- _PROVIDED INFORMATION_:

-------------------------

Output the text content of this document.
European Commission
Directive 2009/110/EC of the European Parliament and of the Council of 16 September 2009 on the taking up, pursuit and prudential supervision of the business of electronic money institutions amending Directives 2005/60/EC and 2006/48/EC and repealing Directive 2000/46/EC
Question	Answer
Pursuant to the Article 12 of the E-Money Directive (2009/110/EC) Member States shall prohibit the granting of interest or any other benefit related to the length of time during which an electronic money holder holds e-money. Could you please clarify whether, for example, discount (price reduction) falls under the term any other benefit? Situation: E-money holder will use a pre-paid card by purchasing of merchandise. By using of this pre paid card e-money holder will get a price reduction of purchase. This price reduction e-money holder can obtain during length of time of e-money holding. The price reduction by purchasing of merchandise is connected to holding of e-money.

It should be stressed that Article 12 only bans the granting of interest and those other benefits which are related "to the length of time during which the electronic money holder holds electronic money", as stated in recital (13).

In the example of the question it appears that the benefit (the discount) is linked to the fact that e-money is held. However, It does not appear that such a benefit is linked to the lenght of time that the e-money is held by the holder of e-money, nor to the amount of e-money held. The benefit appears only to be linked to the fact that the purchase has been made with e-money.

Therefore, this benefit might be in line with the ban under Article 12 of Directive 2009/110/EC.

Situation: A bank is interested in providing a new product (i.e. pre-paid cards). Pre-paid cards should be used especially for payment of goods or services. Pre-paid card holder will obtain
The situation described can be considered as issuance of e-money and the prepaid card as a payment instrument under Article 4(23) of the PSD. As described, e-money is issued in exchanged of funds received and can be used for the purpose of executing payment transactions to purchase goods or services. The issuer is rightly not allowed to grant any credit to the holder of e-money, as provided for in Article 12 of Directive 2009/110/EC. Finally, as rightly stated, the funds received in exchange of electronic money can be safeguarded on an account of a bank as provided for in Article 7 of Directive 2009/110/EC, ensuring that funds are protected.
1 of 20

-------------------------

- _EXERCISE PROMPT_:
Each record must be returned exactly as it is written.

- _EXERCISE SOLUTION_:
Output the text content of this document.
European Commission
Directive 2009/110/EC of the European Parliament and of the Council of 16 September 2009 on the taking up, pursuit and prudential supervision of the business of electronic money institutions amending Directives 2005/60/EC and 2006/48/EC and repealing Directive 2000/46/EC
Question	Answer
Pursuant to the Article 12 of the E-Money Directive (2009/110/EC) Member States shall prohibit the granting of interest or any other benefit related to the length of time during which an electronic money holder holds e-money. Could you please clarify whether, for example, discount (price reduction) falls under the term any other benefit? Situation: E-money holder will use a pre-paid card by purchasing of merchandise. By using of this pre paid card e-money holder will get a price reduction of purchase. This price reduction e-money holder can obtain during length of time of e-money holding. The price reduction by purchasing of merchandise is connected to holding of e-money.

It should be stressed that Article 12 only bans the granting of interest and those other benefits which are related "to the length of time during which the electronic money holder holds electronic money", as stated in recital (13).

In the example of the question it appears that the benefit (the discount) is linked to the fact that e-money is held. However, It does not appear that such a benefit is linked to the lenght of time that the e-money is held by the holder of e-money, nor to the amount of e-money held. The benefit appears only to be linked to the fact that the purchase has been made with e-money.

Therefore, this benefit might be in line with the ban under Article 12 of Directive 2009/110/EC.

Situation: A bank is interested in providing a new product (i.e. pre-paid cards). Pre-paid cards should be used especially for payment of goods or services. Pre-paid card holder will obtain
The situation described can be considered as issuance of e-money and the prepaid card as a payment instrument under Article 4(23) of the PSD. As described, e-money is issued in exchanged of funds received and can be used for the purpose of executing payment transactions to purchase goods or services. The issuer is rightly not allowed to grant any credit to the holder of e-money, as provided for in Article 12 of Directive 2009/110/EC. Finally, as rightly stated, the funds received in exchange of electronic money can be safeguarded on an account of a bank as provided for in Article 7 of Directive 2009/110/EC, ensuring that funds are protected.
1 of 20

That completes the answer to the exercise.